[Entries with figure data]
--- BEGIN ---

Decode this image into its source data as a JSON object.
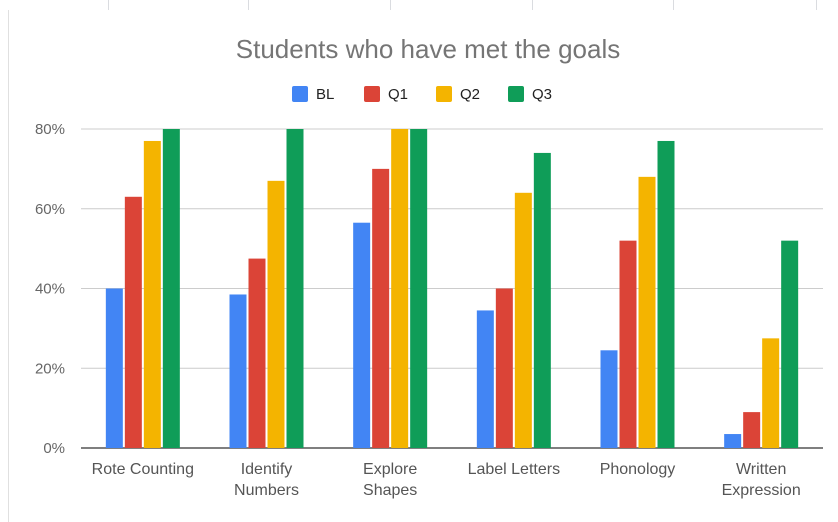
{
  "chart_data": {
    "type": "bar",
    "title": "Students who have met the goals",
    "categories": [
      [
        "Rote Counting"
      ],
      [
        "Identify",
        "Numbers"
      ],
      [
        "Explore",
        "Shapes"
      ],
      [
        "Label Letters"
      ],
      [
        "Phonology"
      ],
      [
        "Written",
        "Expression"
      ]
    ],
    "series": [
      {
        "name": "BL",
        "color": "#4285f4",
        "values": [
          40,
          38.5,
          56.5,
          34.5,
          24.5,
          3.5
        ]
      },
      {
        "name": "Q1",
        "color": "#db4437",
        "values": [
          63,
          47.5,
          70,
          40,
          52,
          9
        ]
      },
      {
        "name": "Q2",
        "color": "#f4b400",
        "values": [
          77,
          67,
          80,
          64,
          68,
          27.5
        ]
      },
      {
        "name": "Q3",
        "color": "#0f9d58",
        "values": [
          80,
          80,
          80,
          74,
          77,
          52
        ]
      }
    ],
    "ylim": [
      0,
      80
    ],
    "yticks": [
      0,
      20,
      40,
      60,
      80
    ],
    "ytick_format": "percent",
    "grid": true,
    "legend_position": "top"
  }
}
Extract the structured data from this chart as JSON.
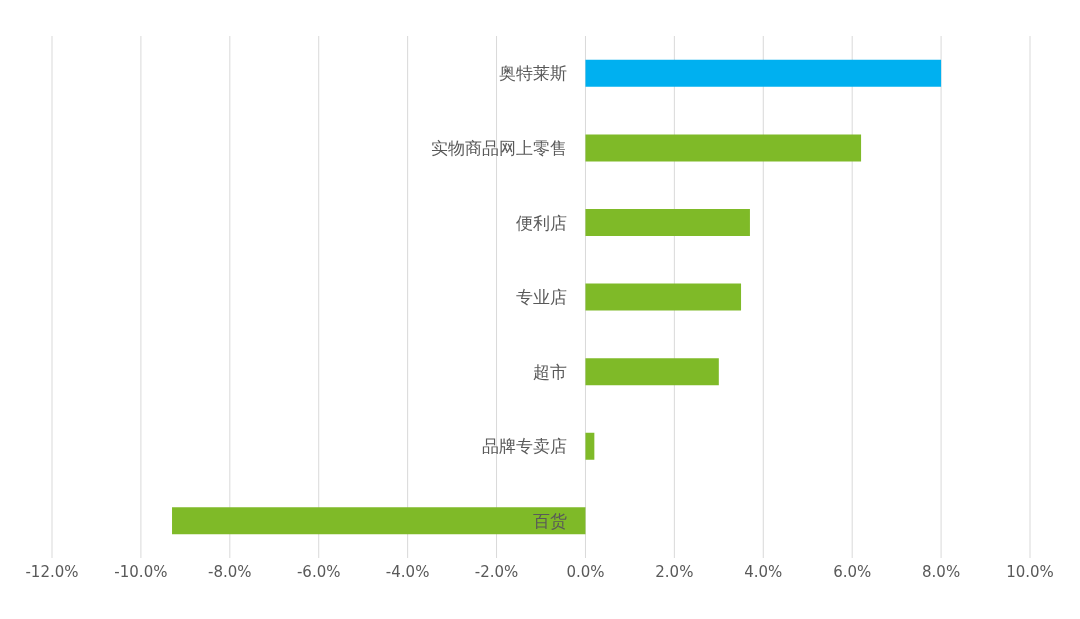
{
  "chart_data": {
    "type": "bar",
    "orientation": "horizontal",
    "categories": [
      "奥特莱斯",
      "实物商品网上零售",
      "便利店",
      "专业店",
      "超市",
      "品牌专卖店",
      "百货"
    ],
    "values": [
      8.0,
      6.2,
      3.7,
      3.5,
      3.0,
      0.2,
      -9.3
    ],
    "colors": [
      "#00b0f0",
      "#7fba28",
      "#7fba28",
      "#7fba28",
      "#7fba28",
      "#7fba28",
      "#7fba28"
    ],
    "xlim": [
      -12,
      10
    ],
    "xticks": [
      {
        "value": -12,
        "label": "-12.0%"
      },
      {
        "value": -10,
        "label": "-10.0%"
      },
      {
        "value": -8,
        "label": "-8.0%"
      },
      {
        "value": -6,
        "label": "-6.0%"
      },
      {
        "value": -4,
        "label": "-4.0%"
      },
      {
        "value": -2,
        "label": "-2.0%"
      },
      {
        "value": 0,
        "label": "0.0%"
      },
      {
        "value": 2,
        "label": "2.0%"
      },
      {
        "value": 4,
        "label": "4.0%"
      },
      {
        "value": 6,
        "label": "6.0%"
      },
      {
        "value": 8,
        "label": "8.0%"
      },
      {
        "value": 10,
        "label": "10.0%"
      }
    ],
    "grid": "x"
  }
}
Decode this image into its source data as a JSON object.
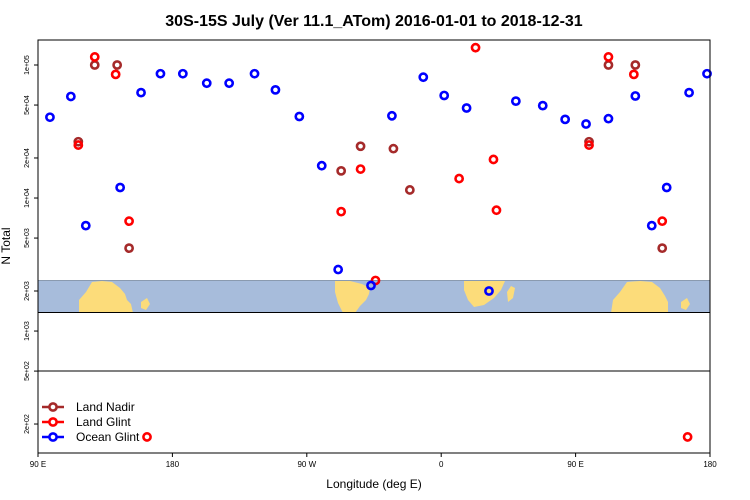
{
  "chart_data": {
    "type": "scatter",
    "title": "30S-15S July (Ver 11.1_ATom)   2016-01-01 to 2018-12-31",
    "xlabel": "Longitude (deg E)",
    "ylabel": "N Total",
    "xlim": [
      90,
      540
    ],
    "ylog": true,
    "ylim": [
      120,
      200000
    ],
    "x_ticks": [
      {
        "value": 90,
        "label": "90 E"
      },
      {
        "value": 180,
        "label": "180"
      },
      {
        "value": 270,
        "label": "90 W"
      },
      {
        "value": 360,
        "label": "0"
      },
      {
        "value": 450,
        "label": "90 E"
      },
      {
        "value": 540,
        "label": "180"
      }
    ],
    "y_ticks": [
      {
        "value": 200,
        "label": "2e+02"
      },
      {
        "value": 500,
        "label": "5e+02"
      },
      {
        "value": 1000,
        "label": "1e+03"
      },
      {
        "value": 2000,
        "label": "2e+03"
      },
      {
        "value": 5000,
        "label": "5e+03"
      },
      {
        "value": 10000,
        "label": "1e+04"
      },
      {
        "value": 20000,
        "label": "2e+04"
      },
      {
        "value": 50000,
        "label": "5e+04"
      },
      {
        "value": 100000,
        "label": "1e+05"
      }
    ],
    "legend_position": "bottom-left",
    "series": [
      {
        "name": "Land Nadir",
        "color": "#a52a2a",
        "points": [
          [
            117,
            26500
          ],
          [
            128,
            100000
          ],
          [
            143,
            100000
          ],
          [
            151,
            4200
          ],
          [
            293,
            16000
          ],
          [
            306,
            24500
          ],
          [
            328,
            23500
          ],
          [
            339,
            11500
          ],
          [
            459,
            26500
          ],
          [
            472,
            100000
          ],
          [
            490,
            100000
          ],
          [
            508,
            4200
          ]
        ]
      },
      {
        "name": "Land Glint",
        "color": "#ff0000",
        "points": [
          [
            117,
            25000
          ],
          [
            128,
            115000
          ],
          [
            142,
            85000
          ],
          [
            151,
            6700
          ],
          [
            163,
            160
          ],
          [
            293,
            7900
          ],
          [
            306,
            16500
          ],
          [
            316,
            2400
          ],
          [
            372,
            14000
          ],
          [
            383,
            135000
          ],
          [
            395,
            19500
          ],
          [
            397,
            8100
          ],
          [
            459,
            25000
          ],
          [
            472,
            115000
          ],
          [
            489,
            85000
          ],
          [
            508,
            6700
          ],
          [
            525,
            160
          ]
        ]
      },
      {
        "name": "Ocean Glint",
        "color": "#0000ff",
        "points": [
          [
            98,
            40500
          ],
          [
            112,
            58000
          ],
          [
            122,
            6200
          ],
          [
            145,
            12000
          ],
          [
            159,
            62000
          ],
          [
            172,
            86000
          ],
          [
            187,
            86000
          ],
          [
            203,
            73000
          ],
          [
            218,
            73000
          ],
          [
            235,
            86000
          ],
          [
            249,
            65000
          ],
          [
            265,
            41000
          ],
          [
            280,
            17500
          ],
          [
            291,
            2900
          ],
          [
            313,
            2200
          ],
          [
            327,
            41500
          ],
          [
            348,
            81000
          ],
          [
            362,
            59000
          ],
          [
            377,
            47500
          ],
          [
            392,
            2000
          ],
          [
            410,
            53500
          ],
          [
            428,
            49500
          ],
          [
            443,
            39000
          ],
          [
            457,
            36000
          ],
          [
            472,
            39500
          ],
          [
            490,
            58500
          ],
          [
            501,
            6200
          ],
          [
            511,
            12000
          ],
          [
            526,
            62000
          ],
          [
            538,
            86000
          ]
        ]
      }
    ],
    "background_map": "world map strip (ocean and land) between y = 1500 and 2300"
  }
}
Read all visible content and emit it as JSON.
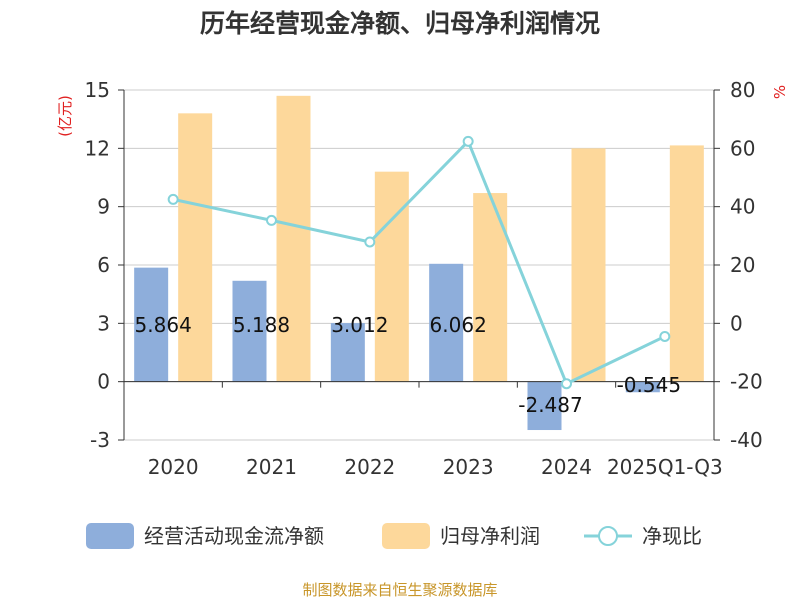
{
  "chart_data": {
    "type": "bar+line",
    "title": "历年经营现金净额、归母净利润情况",
    "categories": [
      "2020",
      "2021",
      "2022",
      "2023",
      "2024",
      "2025Q1-Q3"
    ],
    "series": [
      {
        "name": "经营活动现金流净额",
        "type": "bar",
        "axis": "left",
        "color": "#8eaedb",
        "values": [
          5.864,
          5.188,
          3.012,
          6.062,
          -2.487,
          -0.545
        ],
        "labels": [
          "5.864",
          "5.188",
          "3.012",
          "6.062",
          "-2.487",
          "-0.545"
        ]
      },
      {
        "name": "归母净利润",
        "type": "bar",
        "axis": "left",
        "color": "#fdd89b",
        "values": [
          13.8,
          14.7,
          10.8,
          9.7,
          12.0,
          12.15
        ]
      },
      {
        "name": "净现比",
        "type": "line",
        "axis": "right",
        "color": "#85d3da",
        "values": [
          42.5,
          35.3,
          27.9,
          62.4,
          -20.7,
          -4.5
        ]
      }
    ],
    "left_axis": {
      "label": "(亿元)",
      "min": -3,
      "max": 15,
      "ticks": [
        -3,
        0,
        3,
        6,
        9,
        12,
        15
      ]
    },
    "right_axis": {
      "label": "%",
      "min": -40,
      "max": 80,
      "ticks": [
        -40,
        -20,
        0,
        20,
        40,
        60,
        80
      ]
    },
    "grid": true,
    "legend_position": "bottom"
  },
  "source": "制图数据来自恒生聚源数据库",
  "colors": {
    "title": "#333333",
    "axis_unit": "#e02020",
    "source": "#c8962a",
    "grid": "#cccccc"
  }
}
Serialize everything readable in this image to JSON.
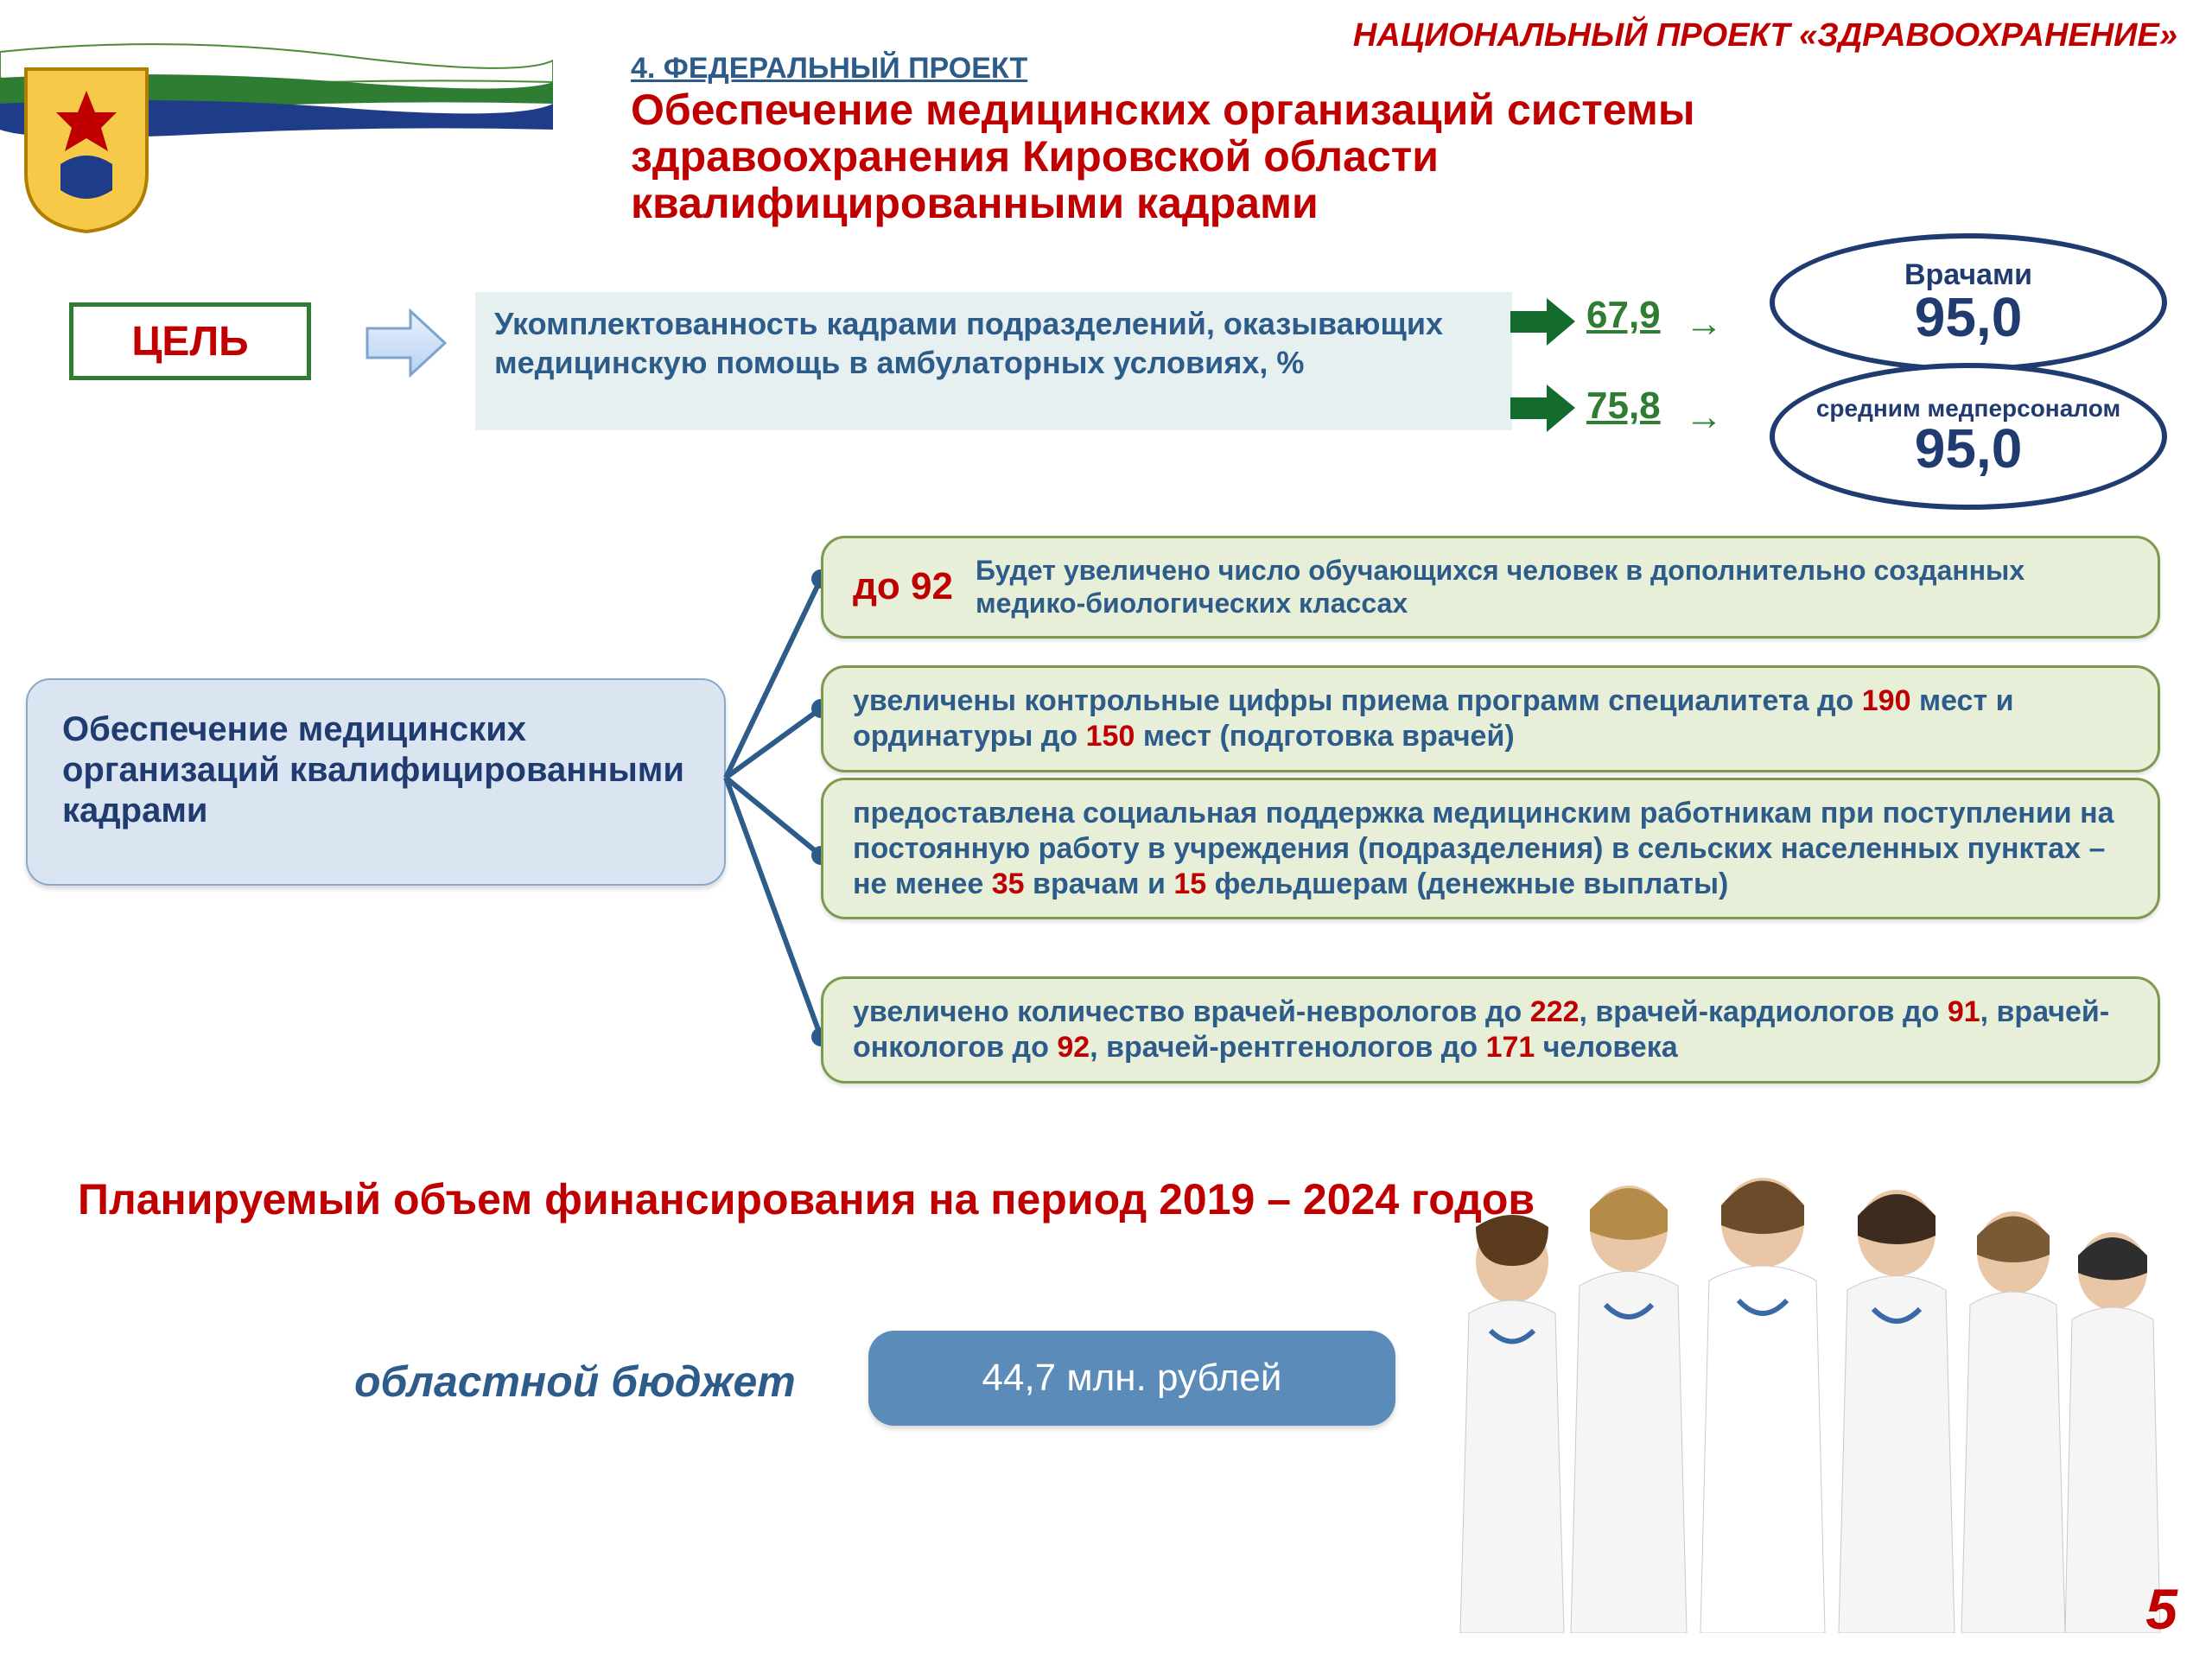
{
  "header_right": "НАЦИОНАЛЬНЫЙ ПРОЕКТ «ЗДРАВООХРАНЕНИЕ»",
  "section_num": "4. ФЕДЕРАЛЬНЫЙ ПРОЕКТ",
  "main_title": "Обеспечение медицинских организаций системы здравоохранения Кировской области квалифицированными кадрами",
  "goal_label": "ЦЕЛЬ",
  "goal_text": "Укомплектованность кадрами подразделений, оказывающих медицинскую помощь в амбулаторных условиях, %",
  "metrics": {
    "val1": "67,9",
    "val2": "75,8",
    "oval1_label": "Врачами",
    "oval1_num": "95,0",
    "oval2_label": "средним медперсоналом",
    "oval2_num": "95,0"
  },
  "left_block": "Обеспечение медицинских организаций квалифицированными кадрами",
  "bullets": {
    "b1_pre": "до 92",
    "b1_txt": "Будет увеличено число обучающихся человек  в дополнительно созданных медико-биологических классах",
    "b2_html": "увеличены контрольные цифры приема программ специалитета до <span class=\"red\">190</span> мест и ординатуры до <span class=\"red\">150</span> мест (подготовка врачей)",
    "b3_html": "предоставлена социальная поддержка медицинским работникам при поступлении на постоянную работу в учреждения (подразделения) в сельских населенных пунктах –<br>не менее <span class=\"red\">35</span> врачам и <span class=\"red\">15</span> фельдшерам (денежные выплаты)",
    "b4_html": "увеличено количество врачей-неврологов  до <span class=\"red\">222</span>, врачей-кардиологов до <span class=\"red\">91</span>, врачей-онкологов  до <span class=\"red\">92</span>, врачей-рентгенологов  до <span class=\"red\">171</span> человека"
  },
  "funding_title": "Планируемый объем финансирования на период 2019 – 2024 годов",
  "regional_label": "областной бюджет",
  "budget_value": "44,7 млн. рублей",
  "page_num": "5",
  "colors": {
    "accent_red": "#c00000",
    "accent_blue": "#2e5c8a",
    "dark_blue": "#1f3b70",
    "green": "#2e7d32",
    "bullet_bg": "#e8efd9",
    "bullet_border": "#7e9a4f",
    "leftblock_bg": "#dbe5f1",
    "pill_bg": "#5b8bb8"
  }
}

--- END ---

* Required work *
Copy out each line of the data containing the string "JSON".

* Answer for this exercise *
Decode this image into its source data as a JSON object.
Extract the structured data from this chart as JSON.
Decode this image into its source data as a JSON object.
Read all visible content and emit it as JSON.
Serialize everything readable in this image to JSON.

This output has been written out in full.